Task objective → Locate every line in the records below that holds the word "الصحية" and return each one.

Material provided →
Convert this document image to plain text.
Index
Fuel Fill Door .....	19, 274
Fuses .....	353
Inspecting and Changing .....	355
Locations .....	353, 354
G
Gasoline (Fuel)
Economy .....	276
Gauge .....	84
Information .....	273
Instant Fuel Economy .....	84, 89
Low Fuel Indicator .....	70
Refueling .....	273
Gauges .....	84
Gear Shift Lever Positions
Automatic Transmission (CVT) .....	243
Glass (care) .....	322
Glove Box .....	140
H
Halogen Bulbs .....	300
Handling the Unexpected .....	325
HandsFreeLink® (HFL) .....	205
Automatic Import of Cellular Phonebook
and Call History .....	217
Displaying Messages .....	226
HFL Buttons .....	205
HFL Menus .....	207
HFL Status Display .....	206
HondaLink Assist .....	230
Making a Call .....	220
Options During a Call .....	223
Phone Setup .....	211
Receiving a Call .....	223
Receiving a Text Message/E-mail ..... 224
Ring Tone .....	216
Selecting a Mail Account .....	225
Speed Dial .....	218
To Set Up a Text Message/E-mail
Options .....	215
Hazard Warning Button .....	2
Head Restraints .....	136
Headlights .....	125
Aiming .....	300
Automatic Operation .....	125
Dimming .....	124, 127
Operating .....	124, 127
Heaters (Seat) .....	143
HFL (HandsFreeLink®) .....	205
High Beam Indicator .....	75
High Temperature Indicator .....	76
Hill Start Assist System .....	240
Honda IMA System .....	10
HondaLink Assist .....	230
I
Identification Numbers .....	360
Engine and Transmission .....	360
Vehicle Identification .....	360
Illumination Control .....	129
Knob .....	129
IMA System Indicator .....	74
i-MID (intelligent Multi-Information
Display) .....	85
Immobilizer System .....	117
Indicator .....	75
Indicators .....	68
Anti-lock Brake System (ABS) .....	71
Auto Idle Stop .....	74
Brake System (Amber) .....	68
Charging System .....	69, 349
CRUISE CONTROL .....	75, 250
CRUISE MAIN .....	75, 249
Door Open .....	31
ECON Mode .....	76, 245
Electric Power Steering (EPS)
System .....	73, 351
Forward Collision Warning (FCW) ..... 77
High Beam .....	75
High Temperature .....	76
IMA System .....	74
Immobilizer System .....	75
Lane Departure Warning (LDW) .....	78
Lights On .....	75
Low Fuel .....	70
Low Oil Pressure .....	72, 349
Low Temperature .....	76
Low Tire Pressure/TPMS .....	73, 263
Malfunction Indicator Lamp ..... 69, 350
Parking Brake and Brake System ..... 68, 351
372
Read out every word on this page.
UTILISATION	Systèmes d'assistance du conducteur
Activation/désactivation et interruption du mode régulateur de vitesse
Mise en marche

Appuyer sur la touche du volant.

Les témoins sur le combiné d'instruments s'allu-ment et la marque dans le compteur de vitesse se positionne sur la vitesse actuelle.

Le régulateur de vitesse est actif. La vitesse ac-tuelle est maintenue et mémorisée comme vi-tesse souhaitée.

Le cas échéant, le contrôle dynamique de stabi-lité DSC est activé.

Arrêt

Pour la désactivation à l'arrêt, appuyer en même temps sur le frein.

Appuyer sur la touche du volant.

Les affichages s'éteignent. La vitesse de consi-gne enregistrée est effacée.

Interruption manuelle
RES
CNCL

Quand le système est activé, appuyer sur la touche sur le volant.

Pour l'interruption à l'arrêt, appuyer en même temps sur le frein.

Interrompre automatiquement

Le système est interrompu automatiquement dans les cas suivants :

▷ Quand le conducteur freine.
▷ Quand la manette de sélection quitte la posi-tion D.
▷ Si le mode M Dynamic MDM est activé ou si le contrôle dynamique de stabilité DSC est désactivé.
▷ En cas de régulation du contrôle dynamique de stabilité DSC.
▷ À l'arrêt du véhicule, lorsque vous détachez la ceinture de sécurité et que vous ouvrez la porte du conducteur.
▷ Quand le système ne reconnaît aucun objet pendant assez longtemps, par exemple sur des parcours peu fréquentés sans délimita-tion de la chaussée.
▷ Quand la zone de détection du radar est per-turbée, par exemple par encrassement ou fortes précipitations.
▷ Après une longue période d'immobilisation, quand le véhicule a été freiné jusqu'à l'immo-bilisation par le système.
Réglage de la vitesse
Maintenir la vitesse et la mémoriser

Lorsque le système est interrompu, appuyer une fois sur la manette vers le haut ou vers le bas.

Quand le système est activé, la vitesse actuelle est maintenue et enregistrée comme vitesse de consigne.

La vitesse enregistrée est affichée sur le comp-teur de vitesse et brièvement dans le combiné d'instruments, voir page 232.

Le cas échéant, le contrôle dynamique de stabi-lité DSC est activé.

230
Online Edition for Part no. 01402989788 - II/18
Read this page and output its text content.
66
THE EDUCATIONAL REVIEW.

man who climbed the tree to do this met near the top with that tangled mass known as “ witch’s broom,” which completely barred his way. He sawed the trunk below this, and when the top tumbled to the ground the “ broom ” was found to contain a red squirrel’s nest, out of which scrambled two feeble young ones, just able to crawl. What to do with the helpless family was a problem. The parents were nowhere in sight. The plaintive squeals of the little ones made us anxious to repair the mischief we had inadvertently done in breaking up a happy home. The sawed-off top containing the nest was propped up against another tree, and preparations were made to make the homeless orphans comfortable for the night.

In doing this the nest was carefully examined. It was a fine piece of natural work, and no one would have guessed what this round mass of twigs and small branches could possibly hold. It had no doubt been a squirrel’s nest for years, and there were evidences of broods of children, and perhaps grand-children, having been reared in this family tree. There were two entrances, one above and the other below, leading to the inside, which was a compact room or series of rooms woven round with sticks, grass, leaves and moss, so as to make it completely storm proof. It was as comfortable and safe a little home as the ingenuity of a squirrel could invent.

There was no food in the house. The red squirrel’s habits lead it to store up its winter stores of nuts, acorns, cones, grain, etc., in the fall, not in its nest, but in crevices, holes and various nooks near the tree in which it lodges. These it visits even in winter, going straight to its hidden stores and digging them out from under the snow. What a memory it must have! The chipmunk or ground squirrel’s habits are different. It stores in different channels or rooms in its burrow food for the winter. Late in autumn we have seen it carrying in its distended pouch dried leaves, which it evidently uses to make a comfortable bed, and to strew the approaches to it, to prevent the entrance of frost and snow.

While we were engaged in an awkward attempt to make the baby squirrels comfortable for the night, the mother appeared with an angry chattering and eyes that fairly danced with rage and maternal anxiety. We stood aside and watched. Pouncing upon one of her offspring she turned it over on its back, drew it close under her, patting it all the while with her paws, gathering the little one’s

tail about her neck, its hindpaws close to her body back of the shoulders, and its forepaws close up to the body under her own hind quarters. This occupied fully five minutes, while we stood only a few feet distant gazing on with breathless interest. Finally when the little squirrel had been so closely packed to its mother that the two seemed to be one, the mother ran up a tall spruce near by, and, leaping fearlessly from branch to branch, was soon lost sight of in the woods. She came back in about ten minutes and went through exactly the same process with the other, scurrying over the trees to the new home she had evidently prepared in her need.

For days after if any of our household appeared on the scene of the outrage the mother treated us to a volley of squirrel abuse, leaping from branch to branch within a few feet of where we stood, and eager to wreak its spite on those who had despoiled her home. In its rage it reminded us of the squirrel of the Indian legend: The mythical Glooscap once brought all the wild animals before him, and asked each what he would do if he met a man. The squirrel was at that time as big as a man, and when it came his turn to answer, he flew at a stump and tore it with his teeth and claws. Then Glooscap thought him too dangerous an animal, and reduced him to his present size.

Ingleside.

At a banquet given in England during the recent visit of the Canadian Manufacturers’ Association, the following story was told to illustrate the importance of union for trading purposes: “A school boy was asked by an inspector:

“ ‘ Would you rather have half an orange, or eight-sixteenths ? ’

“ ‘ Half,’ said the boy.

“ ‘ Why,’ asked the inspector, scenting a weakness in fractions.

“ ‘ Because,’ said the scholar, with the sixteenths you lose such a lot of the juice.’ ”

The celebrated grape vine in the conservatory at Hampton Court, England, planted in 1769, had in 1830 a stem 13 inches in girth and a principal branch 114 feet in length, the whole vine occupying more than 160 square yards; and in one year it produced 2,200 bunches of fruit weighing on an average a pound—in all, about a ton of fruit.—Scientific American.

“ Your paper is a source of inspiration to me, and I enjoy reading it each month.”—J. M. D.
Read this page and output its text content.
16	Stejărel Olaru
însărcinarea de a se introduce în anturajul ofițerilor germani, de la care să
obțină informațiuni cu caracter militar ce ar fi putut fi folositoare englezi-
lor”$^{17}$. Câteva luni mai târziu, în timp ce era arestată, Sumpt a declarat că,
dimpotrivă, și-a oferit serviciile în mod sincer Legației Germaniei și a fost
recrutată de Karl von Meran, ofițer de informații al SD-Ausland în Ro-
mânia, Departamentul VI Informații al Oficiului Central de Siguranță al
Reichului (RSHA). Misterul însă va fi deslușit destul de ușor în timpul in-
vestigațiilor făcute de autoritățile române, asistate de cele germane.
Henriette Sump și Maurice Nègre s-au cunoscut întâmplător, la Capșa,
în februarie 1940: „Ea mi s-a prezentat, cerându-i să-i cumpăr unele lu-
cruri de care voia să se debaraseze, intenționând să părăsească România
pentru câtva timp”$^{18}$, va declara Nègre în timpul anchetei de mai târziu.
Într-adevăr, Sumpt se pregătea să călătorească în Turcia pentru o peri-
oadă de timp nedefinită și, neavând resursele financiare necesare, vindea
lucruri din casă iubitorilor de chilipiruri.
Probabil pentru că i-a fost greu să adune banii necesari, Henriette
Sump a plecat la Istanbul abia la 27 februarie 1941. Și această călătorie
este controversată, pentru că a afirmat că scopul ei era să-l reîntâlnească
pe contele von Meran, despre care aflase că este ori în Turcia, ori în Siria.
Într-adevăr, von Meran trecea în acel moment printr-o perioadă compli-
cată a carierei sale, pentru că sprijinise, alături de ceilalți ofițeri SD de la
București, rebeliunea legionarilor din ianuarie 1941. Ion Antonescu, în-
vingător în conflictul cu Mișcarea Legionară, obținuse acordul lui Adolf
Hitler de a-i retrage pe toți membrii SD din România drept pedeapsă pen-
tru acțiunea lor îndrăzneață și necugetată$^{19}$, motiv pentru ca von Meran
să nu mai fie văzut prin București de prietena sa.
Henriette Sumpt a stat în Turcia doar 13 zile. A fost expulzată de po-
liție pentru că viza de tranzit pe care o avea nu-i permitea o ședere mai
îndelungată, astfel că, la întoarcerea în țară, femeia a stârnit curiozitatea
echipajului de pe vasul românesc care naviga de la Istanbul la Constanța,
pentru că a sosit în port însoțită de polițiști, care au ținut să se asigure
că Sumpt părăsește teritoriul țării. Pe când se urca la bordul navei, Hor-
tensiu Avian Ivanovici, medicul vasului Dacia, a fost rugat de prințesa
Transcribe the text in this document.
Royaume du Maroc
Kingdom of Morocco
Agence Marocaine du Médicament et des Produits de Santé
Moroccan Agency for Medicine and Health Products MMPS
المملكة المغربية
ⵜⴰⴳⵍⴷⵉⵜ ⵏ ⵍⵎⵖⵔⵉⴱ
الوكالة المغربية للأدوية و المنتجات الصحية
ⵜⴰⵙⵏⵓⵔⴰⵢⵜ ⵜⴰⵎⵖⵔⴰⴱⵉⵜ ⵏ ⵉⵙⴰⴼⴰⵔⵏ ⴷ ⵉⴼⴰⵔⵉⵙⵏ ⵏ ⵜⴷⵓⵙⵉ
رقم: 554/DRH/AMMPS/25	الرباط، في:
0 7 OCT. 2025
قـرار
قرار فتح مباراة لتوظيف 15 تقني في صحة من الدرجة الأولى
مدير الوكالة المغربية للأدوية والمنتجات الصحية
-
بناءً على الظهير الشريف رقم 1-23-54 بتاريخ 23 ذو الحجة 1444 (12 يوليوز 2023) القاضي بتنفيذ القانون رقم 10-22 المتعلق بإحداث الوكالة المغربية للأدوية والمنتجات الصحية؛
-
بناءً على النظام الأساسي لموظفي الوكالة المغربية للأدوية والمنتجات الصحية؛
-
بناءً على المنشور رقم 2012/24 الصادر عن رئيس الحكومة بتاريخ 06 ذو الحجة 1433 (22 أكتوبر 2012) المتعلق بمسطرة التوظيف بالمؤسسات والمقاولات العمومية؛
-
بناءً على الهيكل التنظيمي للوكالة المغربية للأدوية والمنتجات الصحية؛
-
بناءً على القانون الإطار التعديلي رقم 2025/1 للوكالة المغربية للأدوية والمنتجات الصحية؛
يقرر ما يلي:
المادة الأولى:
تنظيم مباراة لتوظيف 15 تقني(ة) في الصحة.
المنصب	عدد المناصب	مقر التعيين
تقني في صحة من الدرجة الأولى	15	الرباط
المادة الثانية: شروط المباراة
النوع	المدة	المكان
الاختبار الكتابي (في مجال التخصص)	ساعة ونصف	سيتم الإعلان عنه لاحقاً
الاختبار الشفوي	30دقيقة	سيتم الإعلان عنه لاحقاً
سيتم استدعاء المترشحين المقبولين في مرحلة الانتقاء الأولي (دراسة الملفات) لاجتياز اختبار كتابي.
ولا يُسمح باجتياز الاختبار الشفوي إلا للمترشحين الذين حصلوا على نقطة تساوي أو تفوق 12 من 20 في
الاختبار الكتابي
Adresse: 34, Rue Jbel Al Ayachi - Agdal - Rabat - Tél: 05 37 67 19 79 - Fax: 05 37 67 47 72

Exercise solution →
الوكالة المغربية للأدوية و المنتجات الصحية
مدير الوكالة المغربية للأدوية والمنتجات الصحية
بناءً على الظهير الشريف رقم 1-23-54 بتاريخ 23 ذو الحجة 1444 (12 يوليوز 2023) القاضي بتنفيذ القانون رقم 10-22 المتعلق بإحداث الوكالة المغربية للأدوية والمنتجات الصحية؛
بناءً على النظام الأساسي لموظفي الوكالة المغربية للأدوية والمنتجات الصحية؛
بناءً على الهيكل التنظيمي للوكالة المغربية للأدوية والمنتجات الصحية؛
بناءً على القانون الإطار التعديلي رقم 2025/1 للوكالة المغربية للأدوية والمنتجات الصحية؛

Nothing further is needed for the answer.